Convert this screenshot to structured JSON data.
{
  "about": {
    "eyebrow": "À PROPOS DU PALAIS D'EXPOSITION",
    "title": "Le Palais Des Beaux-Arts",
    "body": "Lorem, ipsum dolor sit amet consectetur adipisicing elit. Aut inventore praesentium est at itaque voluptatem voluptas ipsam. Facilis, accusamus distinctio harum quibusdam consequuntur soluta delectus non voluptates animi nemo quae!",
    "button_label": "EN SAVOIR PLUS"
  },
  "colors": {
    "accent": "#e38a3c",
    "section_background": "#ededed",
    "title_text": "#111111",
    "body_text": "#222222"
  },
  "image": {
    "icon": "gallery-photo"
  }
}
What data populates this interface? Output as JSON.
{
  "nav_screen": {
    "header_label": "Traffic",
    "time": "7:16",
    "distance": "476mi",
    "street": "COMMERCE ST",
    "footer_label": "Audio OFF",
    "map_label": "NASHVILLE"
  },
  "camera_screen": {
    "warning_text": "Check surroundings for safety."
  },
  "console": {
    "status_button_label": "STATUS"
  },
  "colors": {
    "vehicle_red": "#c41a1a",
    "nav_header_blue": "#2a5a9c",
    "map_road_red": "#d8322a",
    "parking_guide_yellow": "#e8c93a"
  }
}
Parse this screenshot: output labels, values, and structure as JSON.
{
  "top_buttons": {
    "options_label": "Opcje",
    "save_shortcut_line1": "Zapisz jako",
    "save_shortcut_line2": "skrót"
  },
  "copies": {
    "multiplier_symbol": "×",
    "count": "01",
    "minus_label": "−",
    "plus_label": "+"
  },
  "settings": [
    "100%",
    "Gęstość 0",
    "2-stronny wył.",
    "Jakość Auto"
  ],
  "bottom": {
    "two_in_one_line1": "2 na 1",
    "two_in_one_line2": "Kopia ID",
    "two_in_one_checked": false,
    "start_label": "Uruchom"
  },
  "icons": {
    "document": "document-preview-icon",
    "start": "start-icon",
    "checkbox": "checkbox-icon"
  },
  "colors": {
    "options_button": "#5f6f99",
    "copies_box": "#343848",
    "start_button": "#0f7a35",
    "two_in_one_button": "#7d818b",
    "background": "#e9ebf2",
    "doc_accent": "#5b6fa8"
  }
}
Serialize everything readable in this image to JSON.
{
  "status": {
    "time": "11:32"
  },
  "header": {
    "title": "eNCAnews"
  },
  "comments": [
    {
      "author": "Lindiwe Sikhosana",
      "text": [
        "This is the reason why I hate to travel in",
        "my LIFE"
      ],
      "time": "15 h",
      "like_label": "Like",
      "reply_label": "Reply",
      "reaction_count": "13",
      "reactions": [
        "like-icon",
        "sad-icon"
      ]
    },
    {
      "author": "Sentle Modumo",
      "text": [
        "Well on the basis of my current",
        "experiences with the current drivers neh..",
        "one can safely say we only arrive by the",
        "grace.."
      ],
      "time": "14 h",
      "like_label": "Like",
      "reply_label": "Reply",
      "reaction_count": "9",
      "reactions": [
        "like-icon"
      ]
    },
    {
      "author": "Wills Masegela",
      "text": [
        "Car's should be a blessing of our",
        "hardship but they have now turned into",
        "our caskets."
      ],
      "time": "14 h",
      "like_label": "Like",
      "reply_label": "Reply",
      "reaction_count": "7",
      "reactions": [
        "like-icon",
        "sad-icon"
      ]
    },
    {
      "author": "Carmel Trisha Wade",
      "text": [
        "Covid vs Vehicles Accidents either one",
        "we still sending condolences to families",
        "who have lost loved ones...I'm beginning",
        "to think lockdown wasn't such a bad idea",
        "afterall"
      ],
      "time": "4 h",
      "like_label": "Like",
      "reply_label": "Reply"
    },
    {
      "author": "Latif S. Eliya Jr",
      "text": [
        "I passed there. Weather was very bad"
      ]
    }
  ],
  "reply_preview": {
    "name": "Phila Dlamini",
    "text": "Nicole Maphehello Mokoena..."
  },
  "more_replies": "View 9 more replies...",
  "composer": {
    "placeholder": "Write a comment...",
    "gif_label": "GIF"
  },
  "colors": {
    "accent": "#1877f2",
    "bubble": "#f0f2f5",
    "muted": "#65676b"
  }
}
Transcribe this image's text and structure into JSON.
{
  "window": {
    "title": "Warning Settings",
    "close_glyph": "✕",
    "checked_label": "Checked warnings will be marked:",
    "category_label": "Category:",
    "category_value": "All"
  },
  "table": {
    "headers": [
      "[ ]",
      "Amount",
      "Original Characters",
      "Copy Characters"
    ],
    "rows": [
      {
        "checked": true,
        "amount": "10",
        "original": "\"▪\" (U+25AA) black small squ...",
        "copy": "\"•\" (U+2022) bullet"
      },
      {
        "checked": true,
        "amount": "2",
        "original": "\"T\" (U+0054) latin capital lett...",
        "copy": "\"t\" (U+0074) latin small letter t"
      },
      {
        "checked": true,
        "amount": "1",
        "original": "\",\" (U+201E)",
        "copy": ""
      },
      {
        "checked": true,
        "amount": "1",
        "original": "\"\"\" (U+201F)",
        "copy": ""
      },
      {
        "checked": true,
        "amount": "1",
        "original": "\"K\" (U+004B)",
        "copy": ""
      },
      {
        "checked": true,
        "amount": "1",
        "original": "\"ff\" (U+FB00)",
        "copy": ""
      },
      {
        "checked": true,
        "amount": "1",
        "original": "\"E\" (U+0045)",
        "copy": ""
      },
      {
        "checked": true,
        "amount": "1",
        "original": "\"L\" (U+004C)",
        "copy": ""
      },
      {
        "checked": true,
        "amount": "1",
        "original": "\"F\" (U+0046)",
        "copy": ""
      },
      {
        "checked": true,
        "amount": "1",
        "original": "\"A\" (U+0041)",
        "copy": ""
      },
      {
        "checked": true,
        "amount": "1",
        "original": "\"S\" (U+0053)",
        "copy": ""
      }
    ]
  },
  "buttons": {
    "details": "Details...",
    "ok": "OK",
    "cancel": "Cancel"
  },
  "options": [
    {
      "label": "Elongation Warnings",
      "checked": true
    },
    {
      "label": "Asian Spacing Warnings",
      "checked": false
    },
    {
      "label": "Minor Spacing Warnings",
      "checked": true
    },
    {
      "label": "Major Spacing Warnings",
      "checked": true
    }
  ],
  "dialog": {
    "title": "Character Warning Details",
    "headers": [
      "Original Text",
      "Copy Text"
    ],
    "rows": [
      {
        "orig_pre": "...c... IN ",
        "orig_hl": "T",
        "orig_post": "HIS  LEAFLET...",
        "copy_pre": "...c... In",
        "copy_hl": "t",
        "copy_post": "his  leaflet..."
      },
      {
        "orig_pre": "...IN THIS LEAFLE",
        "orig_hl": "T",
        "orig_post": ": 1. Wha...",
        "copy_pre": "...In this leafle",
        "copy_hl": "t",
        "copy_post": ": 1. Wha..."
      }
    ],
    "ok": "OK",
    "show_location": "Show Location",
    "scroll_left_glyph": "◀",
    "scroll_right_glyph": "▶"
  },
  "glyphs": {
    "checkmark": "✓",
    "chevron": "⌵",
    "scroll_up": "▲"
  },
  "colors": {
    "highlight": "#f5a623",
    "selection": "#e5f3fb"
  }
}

Problem to work on
Retype the material in full, character for character.

The answer
Convert this screenshot to structured JSON data.
{
  "about": {
    "eyebrow": "À PROPOS DU PALAIS D'EXPOSITION",
    "title": "Le Palais Des Beaux-Arts",
    "body": "Lorem, ipsum dolor sit amet consectetur adipisicing elit. Aut inventore praesentium est at itaque voluptatem voluptas ipsam. Facilis, accusamus distinctio harum quibusdam consequuntur soluta delectus non voluptates animi nemo quae!",
    "button_label": "EN SAVOIR PLUS"
  },
  "colors": {
    "accent": "#e38a3c",
    "section_background": "#ededed",
    "title_text": "#111111",
    "body_text": "#222222"
  },
  "image": {
    "icon": "gallery-photo"
  }
}
What data populates this interface? Output as JSON.
{
  "nav_screen": {
    "header_label": "Traffic",
    "time": "7:16",
    "distance": "476mi",
    "street": "COMMERCE ST",
    "footer_label": "Audio OFF",
    "map_label": "NASHVILLE"
  },
  "camera_screen": {
    "warning_text": "Check surroundings for safety."
  },
  "console": {
    "status_button_label": "STATUS"
  },
  "colors": {
    "vehicle_red": "#c41a1a",
    "nav_header_blue": "#2a5a9c",
    "map_road_red": "#d8322a",
    "parking_guide_yellow": "#e8c93a"
  }
}
Parse this screenshot: output labels, values, and structure as JSON.
{
  "top_buttons": {
    "options_label": "Opcje",
    "save_shortcut_line1": "Zapisz jako",
    "save_shortcut_line2": "skrót"
  },
  "copies": {
    "multiplier_symbol": "×",
    "count": "01",
    "minus_label": "−",
    "plus_label": "+"
  },
  "settings": [
    "100%",
    "Gęstość 0",
    "2-stronny wył.",
    "Jakość Auto"
  ],
  "bottom": {
    "two_in_one_line1": "2 na 1",
    "two_in_one_line2": "Kopia ID",
    "two_in_one_checked": false,
    "start_label": "Uruchom"
  },
  "icons": {
    "document": "document-preview-icon",
    "start": "start-icon",
    "checkbox": "checkbox-icon"
  },
  "colors": {
    "options_button": "#5f6f99",
    "copies_box": "#343848",
    "start_button": "#0f7a35",
    "two_in_one_button": "#7d818b",
    "background": "#e9ebf2",
    "doc_accent": "#5b6fa8"
  }
}
Serialize everything readable in this image to JSON.
{
  "status": {
    "time": "11:32"
  },
  "header": {
    "title": "eNCAnews"
  },
  "comments": [
    {
      "author": "Lindiwe Sikhosana",
      "text": [
        "This is the reason why I hate to travel in",
        "my LIFE"
      ],
      "time": "15 h",
      "like_label": "Like",
      "reply_label": "Reply",
      "reaction_count": "13",
      "reactions": [
        "like-icon",
        "sad-icon"
      ]
    },
    {
      "author": "Sentle Modumo",
      "text": [
        "Well on the basis of my current",
        "experiences with the current drivers neh..",
        "one can safely say we only arrive by the",
        "grace.."
      ],
      "time": "14 h",
      "like_label": "Like",
      "reply_label": "Reply",
      "reaction_count": "9",
      "reactions": [
        "like-icon"
      ]
    },
    {
      "author": "Wills Masegela",
      "text": [
        "Car's should be a blessing of our",
        "hardship but they have now turned into",
        "our caskets."
      ],
      "time": "14 h",
      "like_label": "Like",
      "reply_label": "Reply",
      "reaction_count": "7",
      "reactions": [
        "like-icon",
        "sad-icon"
      ]
    },
    {
      "author": "Carmel Trisha Wade",
      "text": [
        "Covid vs Vehicles Accidents either one",
        "we still sending condolences to families",
        "who have lost loved ones...I'm beginning",
        "to think lockdown wasn't such a bad idea",
        "afterall"
      ],
      "time": "4 h",
      "like_label": "Like",
      "reply_label": "Reply"
    },
    {
      "author": "Latif S. Eliya Jr",
      "text": [
        "I passed there. Weather was very bad"
      ]
    }
  ],
  "reply_preview": {
    "name": "Phila Dlamini",
    "text": "Nicole Maphehello Mokoena..."
  },
  "more_replies": "View 9 more replies...",
  "composer": {
    "placeholder": "Write a comment...",
    "gif_label": "GIF"
  },
  "colors": {
    "accent": "#1877f2",
    "bubble": "#f0f2f5",
    "muted": "#65676b"
  }
}
Transcribe this image's text and structure into JSON.
{
  "window": {
    "title": "Warning Settings",
    "close_glyph": "✕",
    "checked_label": "Checked warnings will be marked:",
    "category_label": "Category:",
    "category_value": "All"
  },
  "table": {
    "headers": [
      "[ ]",
      "Amount",
      "Original Characters",
      "Copy Characters"
    ],
    "rows": [
      {
        "checked": true,
        "amount": "10",
        "original": "\"▪\" (U+25AA) black small squ...",
        "copy": "\"•\" (U+2022) bullet"
      },
      {
        "checked": true,
        "amount": "2",
        "original": "\"T\" (U+0054) latin capital lett...",
        "copy": "\"t\" (U+0074) latin small letter t"
      },
      {
        "checked": true,
        "amount": "1",
        "original": "\",\" (U+201E)",
        "copy": ""
      },
      {
        "checked": true,
        "amount": "1",
        "original": "\"\"\" (U+201F)",
        "copy": ""
      },
      {
        "checked": true,
        "amount": "1",
        "original": "\"K\" (U+004B)",
        "copy": ""
      },
      {
        "checked": true,
        "amount": "1",
        "original": "\"ff\" (U+FB00)",
        "copy": ""
      },
      {
        "checked": true,
        "amount": "1",
        "original": "\"E\" (U+0045)",
        "copy": ""
      },
      {
        "checked": true,
        "amount": "1",
        "original": "\"L\" (U+004C)",
        "copy": ""
      },
      {
        "checked": true,
        "amount": "1",
        "original": "\"F\" (U+0046)",
        "copy": ""
      },
      {
        "checked": true,
        "amount": "1",
        "original": "\"A\" (U+0041)",
        "copy": ""
      },
      {
        "checked": true,
        "amount": "1",
        "original": "\"S\" (U+0053)",
        "copy": ""
      }
    ]
  },
  "buttons": {
    "details": "Details...",
    "ok": "OK",
    "cancel": "Cancel"
  },
  "options": [
    {
      "label": "Elongation Warnings",
      "checked": true
    },
    {
      "label": "Asian Spacing Warnings",
      "checked": false
    },
    {
      "label": "Minor Spacing Warnings",
      "checked": true
    },
    {
      "label": "Major Spacing Warnings",
      "checked": true
    }
  ],
  "dialog": {
    "title": "Character Warning Details",
    "headers": [
      "Original Text",
      "Copy Text"
    ],
    "rows": [
      {
        "orig_pre": "...c... IN ",
        "orig_hl": "T",
        "orig_post": "HIS  LEAFLET...",
        "copy_pre": "...c... In",
        "copy_hl": "t",
        "copy_post": "his  leaflet..."
      },
      {
        "orig_pre": "...IN THIS LEAFLE",
        "orig_hl": "T",
        "orig_post": ": 1. Wha...",
        "copy_pre": "...In this leafle",
        "copy_hl": "t",
        "copy_post": ": 1. Wha..."
      }
    ],
    "ok": "OK",
    "show_location": "Show Location",
    "scroll_left_glyph": "◀",
    "scroll_right_glyph": "▶"
  },
  "glyphs": {
    "checkmark": "✓",
    "chevron": "⌵",
    "scroll_up": "▲"
  },
  "colors": {
    "highlight": "#f5a623",
    "selection": "#e5f3fb"
  }
}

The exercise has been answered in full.